### Extracted data
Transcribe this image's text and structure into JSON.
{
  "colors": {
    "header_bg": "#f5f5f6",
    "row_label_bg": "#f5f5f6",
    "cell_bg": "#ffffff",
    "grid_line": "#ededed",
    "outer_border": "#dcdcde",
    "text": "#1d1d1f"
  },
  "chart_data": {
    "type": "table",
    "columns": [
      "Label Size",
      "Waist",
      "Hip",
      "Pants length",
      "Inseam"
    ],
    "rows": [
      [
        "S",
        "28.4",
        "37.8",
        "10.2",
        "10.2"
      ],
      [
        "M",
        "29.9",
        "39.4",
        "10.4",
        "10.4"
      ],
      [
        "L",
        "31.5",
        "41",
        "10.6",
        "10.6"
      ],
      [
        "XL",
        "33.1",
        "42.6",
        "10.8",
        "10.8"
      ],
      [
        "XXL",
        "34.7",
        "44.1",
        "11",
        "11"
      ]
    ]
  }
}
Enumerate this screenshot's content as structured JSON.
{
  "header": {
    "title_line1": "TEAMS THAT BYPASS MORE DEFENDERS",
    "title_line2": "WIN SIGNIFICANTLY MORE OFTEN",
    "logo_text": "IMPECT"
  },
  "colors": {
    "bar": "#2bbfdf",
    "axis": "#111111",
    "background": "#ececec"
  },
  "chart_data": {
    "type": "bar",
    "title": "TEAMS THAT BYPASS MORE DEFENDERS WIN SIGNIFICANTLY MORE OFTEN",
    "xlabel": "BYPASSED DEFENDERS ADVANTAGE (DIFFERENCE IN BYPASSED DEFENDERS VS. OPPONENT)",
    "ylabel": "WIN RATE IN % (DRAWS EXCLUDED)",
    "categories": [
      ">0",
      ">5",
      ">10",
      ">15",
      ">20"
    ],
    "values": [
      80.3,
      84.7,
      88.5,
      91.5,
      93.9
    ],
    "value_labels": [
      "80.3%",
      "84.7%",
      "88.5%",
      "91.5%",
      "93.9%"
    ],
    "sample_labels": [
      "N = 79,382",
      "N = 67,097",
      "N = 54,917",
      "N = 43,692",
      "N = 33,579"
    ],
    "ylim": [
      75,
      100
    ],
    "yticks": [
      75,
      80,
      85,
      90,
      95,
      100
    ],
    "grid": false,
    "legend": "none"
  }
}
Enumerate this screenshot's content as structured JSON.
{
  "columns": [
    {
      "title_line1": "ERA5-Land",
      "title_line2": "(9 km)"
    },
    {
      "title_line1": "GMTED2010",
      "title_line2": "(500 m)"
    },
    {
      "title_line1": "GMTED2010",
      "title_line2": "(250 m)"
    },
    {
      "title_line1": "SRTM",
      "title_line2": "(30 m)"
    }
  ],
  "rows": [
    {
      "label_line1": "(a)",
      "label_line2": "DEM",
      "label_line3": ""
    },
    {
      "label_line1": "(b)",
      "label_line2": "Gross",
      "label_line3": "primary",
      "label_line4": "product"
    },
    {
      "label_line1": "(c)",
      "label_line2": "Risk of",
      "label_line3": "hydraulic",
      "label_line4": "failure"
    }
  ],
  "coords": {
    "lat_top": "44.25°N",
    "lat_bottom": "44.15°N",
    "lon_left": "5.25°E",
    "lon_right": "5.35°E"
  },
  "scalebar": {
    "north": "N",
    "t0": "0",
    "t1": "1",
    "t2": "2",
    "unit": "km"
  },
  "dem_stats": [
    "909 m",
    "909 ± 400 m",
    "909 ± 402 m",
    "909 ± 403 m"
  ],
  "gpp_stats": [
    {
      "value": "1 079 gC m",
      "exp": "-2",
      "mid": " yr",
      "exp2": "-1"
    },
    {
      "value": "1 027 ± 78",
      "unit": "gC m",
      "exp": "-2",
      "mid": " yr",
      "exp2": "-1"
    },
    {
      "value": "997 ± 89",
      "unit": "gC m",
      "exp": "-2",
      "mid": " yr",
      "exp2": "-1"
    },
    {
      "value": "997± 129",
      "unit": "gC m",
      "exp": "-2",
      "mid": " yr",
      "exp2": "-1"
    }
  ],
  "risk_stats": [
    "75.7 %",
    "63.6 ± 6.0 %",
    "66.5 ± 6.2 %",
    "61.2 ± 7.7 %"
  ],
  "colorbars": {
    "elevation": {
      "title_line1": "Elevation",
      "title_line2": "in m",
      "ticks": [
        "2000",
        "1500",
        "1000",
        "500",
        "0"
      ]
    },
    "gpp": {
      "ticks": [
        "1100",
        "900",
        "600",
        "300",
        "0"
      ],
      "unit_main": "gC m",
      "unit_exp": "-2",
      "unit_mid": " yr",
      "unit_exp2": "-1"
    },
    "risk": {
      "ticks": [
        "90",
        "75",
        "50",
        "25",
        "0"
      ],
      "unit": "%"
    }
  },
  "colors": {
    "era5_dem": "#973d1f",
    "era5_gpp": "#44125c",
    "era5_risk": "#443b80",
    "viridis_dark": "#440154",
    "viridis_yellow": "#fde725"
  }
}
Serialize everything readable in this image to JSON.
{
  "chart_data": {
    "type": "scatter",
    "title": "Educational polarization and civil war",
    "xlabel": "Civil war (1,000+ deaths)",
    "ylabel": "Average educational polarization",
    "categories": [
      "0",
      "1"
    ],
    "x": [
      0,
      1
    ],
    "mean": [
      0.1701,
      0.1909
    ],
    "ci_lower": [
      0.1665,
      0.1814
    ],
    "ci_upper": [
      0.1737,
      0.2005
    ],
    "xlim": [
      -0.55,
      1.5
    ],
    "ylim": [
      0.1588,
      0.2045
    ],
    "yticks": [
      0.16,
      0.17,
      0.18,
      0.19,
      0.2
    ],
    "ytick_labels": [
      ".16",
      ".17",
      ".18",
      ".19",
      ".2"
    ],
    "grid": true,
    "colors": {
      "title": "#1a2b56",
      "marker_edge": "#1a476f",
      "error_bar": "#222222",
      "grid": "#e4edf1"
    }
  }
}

### Given request
Transcribe every record above exactly as it appears.

### Task response
Transcribe this image's text and structure into JSON.
{
  "colors": {
    "header_bg": "#f5f5f6",
    "row_label_bg": "#f5f5f6",
    "cell_bg": "#ffffff",
    "grid_line": "#ededed",
    "outer_border": "#dcdcde",
    "text": "#1d1d1f"
  },
  "chart_data": {
    "type": "table",
    "columns": [
      "Label Size",
      "Waist",
      "Hip",
      "Pants length",
      "Inseam"
    ],
    "rows": [
      [
        "S",
        "28.4",
        "37.8",
        "10.2",
        "10.2"
      ],
      [
        "M",
        "29.9",
        "39.4",
        "10.4",
        "10.4"
      ],
      [
        "L",
        "31.5",
        "41",
        "10.6",
        "10.6"
      ],
      [
        "XL",
        "33.1",
        "42.6",
        "10.8",
        "10.8"
      ],
      [
        "XXL",
        "34.7",
        "44.1",
        "11",
        "11"
      ]
    ]
  }
}
Enumerate this screenshot's content as structured JSON.
{
  "header": {
    "title_line1": "TEAMS THAT BYPASS MORE DEFENDERS",
    "title_line2": "WIN SIGNIFICANTLY MORE OFTEN",
    "logo_text": "IMPECT"
  },
  "colors": {
    "bar": "#2bbfdf",
    "axis": "#111111",
    "background": "#ececec"
  },
  "chart_data": {
    "type": "bar",
    "title": "TEAMS THAT BYPASS MORE DEFENDERS WIN SIGNIFICANTLY MORE OFTEN",
    "xlabel": "BYPASSED DEFENDERS ADVANTAGE (DIFFERENCE IN BYPASSED DEFENDERS VS. OPPONENT)",
    "ylabel": "WIN RATE IN % (DRAWS EXCLUDED)",
    "categories": [
      ">0",
      ">5",
      ">10",
      ">15",
      ">20"
    ],
    "values": [
      80.3,
      84.7,
      88.5,
      91.5,
      93.9
    ],
    "value_labels": [
      "80.3%",
      "84.7%",
      "88.5%",
      "91.5%",
      "93.9%"
    ],
    "sample_labels": [
      "N = 79,382",
      "N = 67,097",
      "N = 54,917",
      "N = 43,692",
      "N = 33,579"
    ],
    "ylim": [
      75,
      100
    ],
    "yticks": [
      75,
      80,
      85,
      90,
      95,
      100
    ],
    "grid": false,
    "legend": "none"
  }
}
Enumerate this screenshot's content as structured JSON.
{
  "columns": [
    {
      "title_line1": "ERA5-Land",
      "title_line2": "(9 km)"
    },
    {
      "title_line1": "GMTED2010",
      "title_line2": "(500 m)"
    },
    {
      "title_line1": "GMTED2010",
      "title_line2": "(250 m)"
    },
    {
      "title_line1": "SRTM",
      "title_line2": "(30 m)"
    }
  ],
  "rows": [
    {
      "label_line1": "(a)",
      "label_line2": "DEM",
      "label_line3": ""
    },
    {
      "label_line1": "(b)",
      "label_line2": "Gross",
      "label_line3": "primary",
      "label_line4": "product"
    },
    {
      "label_line1": "(c)",
      "label_line2": "Risk of",
      "label_line3": "hydraulic",
      "label_line4": "failure"
    }
  ],
  "coords": {
    "lat_top": "44.25°N",
    "lat_bottom": "44.15°N",
    "lon_left": "5.25°E",
    "lon_right": "5.35°E"
  },
  "scalebar": {
    "north": "N",
    "t0": "0",
    "t1": "1",
    "t2": "2",
    "unit": "km"
  },
  "dem_stats": [
    "909 m",
    "909 ± 400 m",
    "909 ± 402 m",
    "909 ± 403 m"
  ],
  "gpp_stats": [
    {
      "value": "1 079 gC m",
      "exp": "-2",
      "mid": " yr",
      "exp2": "-1"
    },
    {
      "value": "1 027 ± 78",
      "unit": "gC m",
      "exp": "-2",
      "mid": " yr",
      "exp2": "-1"
    },
    {
      "value": "997 ± 89",
      "unit": "gC m",
      "exp": "-2",
      "mid": " yr",
      "exp2": "-1"
    },
    {
      "value": "997± 129",
      "unit": "gC m",
      "exp": "-2",
      "mid": " yr",
      "exp2": "-1"
    }
  ],
  "risk_stats": [
    "75.7 %",
    "63.6 ± 6.0 %",
    "66.5 ± 6.2 %",
    "61.2 ± 7.7 %"
  ],
  "colorbars": {
    "elevation": {
      "title_line1": "Elevation",
      "title_line2": "in m",
      "ticks": [
        "2000",
        "1500",
        "1000",
        "500",
        "0"
      ]
    },
    "gpp": {
      "ticks": [
        "1100",
        "900",
        "600",
        "300",
        "0"
      ],
      "unit_main": "gC m",
      "unit_exp": "-2",
      "unit_mid": " yr",
      "unit_exp2": "-1"
    },
    "risk": {
      "ticks": [
        "90",
        "75",
        "50",
        "25",
        "0"
      ],
      "unit": "%"
    }
  },
  "colors": {
    "era5_dem": "#973d1f",
    "era5_gpp": "#44125c",
    "era5_risk": "#443b80",
    "viridis_dark": "#440154",
    "viridis_yellow": "#fde725"
  }
}
Serialize everything readable in this image to JSON.
{
  "chart_data": {
    "type": "scatter",
    "title": "Educational polarization and civil war",
    "xlabel": "Civil war (1,000+ deaths)",
    "ylabel": "Average educational polarization",
    "categories": [
      "0",
      "1"
    ],
    "x": [
      0,
      1
    ],
    "mean": [
      0.1701,
      0.1909
    ],
    "ci_lower": [
      0.1665,
      0.1814
    ],
    "ci_upper": [
      0.1737,
      0.2005
    ],
    "xlim": [
      -0.55,
      1.5
    ],
    "ylim": [
      0.1588,
      0.2045
    ],
    "yticks": [
      0.16,
      0.17,
      0.18,
      0.19,
      0.2
    ],
    "ytick_labels": [
      ".16",
      ".17",
      ".18",
      ".19",
      ".2"
    ],
    "grid": true,
    "colors": {
      "title": "#1a2b56",
      "marker_edge": "#1a476f",
      "error_bar": "#222222",
      "grid": "#e4edf1"
    }
  }
}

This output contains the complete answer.